[WHAT YOU ARE ASKED TO DO]:
What is needed here is an exact copy of every entry.

[ENTRIES]:
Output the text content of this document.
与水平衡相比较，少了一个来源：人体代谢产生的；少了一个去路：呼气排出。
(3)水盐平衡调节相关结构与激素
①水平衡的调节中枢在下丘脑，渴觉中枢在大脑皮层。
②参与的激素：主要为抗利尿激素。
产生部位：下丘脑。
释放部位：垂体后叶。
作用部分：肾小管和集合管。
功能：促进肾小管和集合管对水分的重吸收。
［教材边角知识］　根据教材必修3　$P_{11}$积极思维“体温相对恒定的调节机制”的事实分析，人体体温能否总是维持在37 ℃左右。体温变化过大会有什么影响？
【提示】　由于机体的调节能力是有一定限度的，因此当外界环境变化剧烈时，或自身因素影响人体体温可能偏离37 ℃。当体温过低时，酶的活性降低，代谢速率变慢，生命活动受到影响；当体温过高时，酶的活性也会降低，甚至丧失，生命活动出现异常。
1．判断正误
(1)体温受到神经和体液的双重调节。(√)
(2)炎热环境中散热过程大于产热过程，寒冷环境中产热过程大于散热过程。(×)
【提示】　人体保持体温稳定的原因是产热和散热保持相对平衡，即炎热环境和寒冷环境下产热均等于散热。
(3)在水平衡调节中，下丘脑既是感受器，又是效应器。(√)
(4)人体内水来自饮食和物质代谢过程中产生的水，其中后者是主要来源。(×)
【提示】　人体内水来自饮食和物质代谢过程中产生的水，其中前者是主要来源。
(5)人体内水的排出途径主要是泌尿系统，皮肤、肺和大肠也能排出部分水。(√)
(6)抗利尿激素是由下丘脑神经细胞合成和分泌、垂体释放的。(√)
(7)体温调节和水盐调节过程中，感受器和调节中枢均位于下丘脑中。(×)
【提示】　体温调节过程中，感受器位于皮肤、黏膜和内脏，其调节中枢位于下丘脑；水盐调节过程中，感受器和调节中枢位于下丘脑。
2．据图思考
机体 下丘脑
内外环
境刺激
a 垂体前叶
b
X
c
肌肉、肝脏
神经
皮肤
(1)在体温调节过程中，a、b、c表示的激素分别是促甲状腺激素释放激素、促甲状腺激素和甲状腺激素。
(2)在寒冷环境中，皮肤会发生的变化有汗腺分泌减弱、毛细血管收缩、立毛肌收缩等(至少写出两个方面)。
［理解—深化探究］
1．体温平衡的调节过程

[FINISHED TASK]:
Output the text content of this document.
与水平衡相比较，少了一个来源：人体代谢产生的；少了一个去路：呼气排出。
(3)水盐平衡调节相关结构与激素
①水平衡的调节中枢在下丘脑，渴觉中枢在大脑皮层。
②参与的激素：主要为抗利尿激素。
产生部位：下丘脑。
释放部位：垂体后叶。
作用部分：肾小管和集合管。
功能：促进肾小管和集合管对水分的重吸收。
［教材边角知识］　根据教材必修3　$P_{11}$积极思维“体温相对恒定的调节机制”的事实分析，人体体温能否总是维持在37 ℃左右。体温变化过大会有什么影响？
【提示】　由于机体的调节能力是有一定限度的，因此当外界环境变化剧烈时，或自身因素影响人体体温可能偏离37 ℃。当体温过低时，酶的活性降低，代谢速率变慢，生命活动受到影响；当体温过高时，酶的活性也会降低，甚至丧失，生命活动出现异常。
1．判断正误
(1)体温受到神经和体液的双重调节。(√)
(2)炎热环境中散热过程大于产热过程，寒冷环境中产热过程大于散热过程。(×)
【提示】　人体保持体温稳定的原因是产热和散热保持相对平衡，即炎热环境和寒冷环境下产热均等于散热。
(3)在水平衡调节中，下丘脑既是感受器，又是效应器。(√)
(4)人体内水来自饮食和物质代谢过程中产生的水，其中后者是主要来源。(×)
【提示】　人体内水来自饮食和物质代谢过程中产生的水，其中前者是主要来源。
(5)人体内水的排出途径主要是泌尿系统，皮肤、肺和大肠也能排出部分水。(√)
(6)抗利尿激素是由下丘脑神经细胞合成和分泌、垂体释放的。(√)
(7)体温调节和水盐调节过程中，感受器和调节中枢均位于下丘脑中。(×)
【提示】　体温调节过程中，感受器位于皮肤、黏膜和内脏，其调节中枢位于下丘脑；水盐调节过程中，感受器和调节中枢位于下丘脑。
2．据图思考
机体 下丘脑
内外环
境刺激
a 垂体前叶
b
X
c
肌肉、肝脏
神经
皮肤
(1)在体温调节过程中，a、b、c表示的激素分别是促甲状腺激素释放激素、促甲状腺激素和甲状腺激素。
(2)在寒冷环境中，皮肤会发生的变化有汗腺分泌减弱、毛细血管收缩、立毛肌收缩等(至少写出两个方面)。
［理解—深化探究］
1．体温平衡的调节过程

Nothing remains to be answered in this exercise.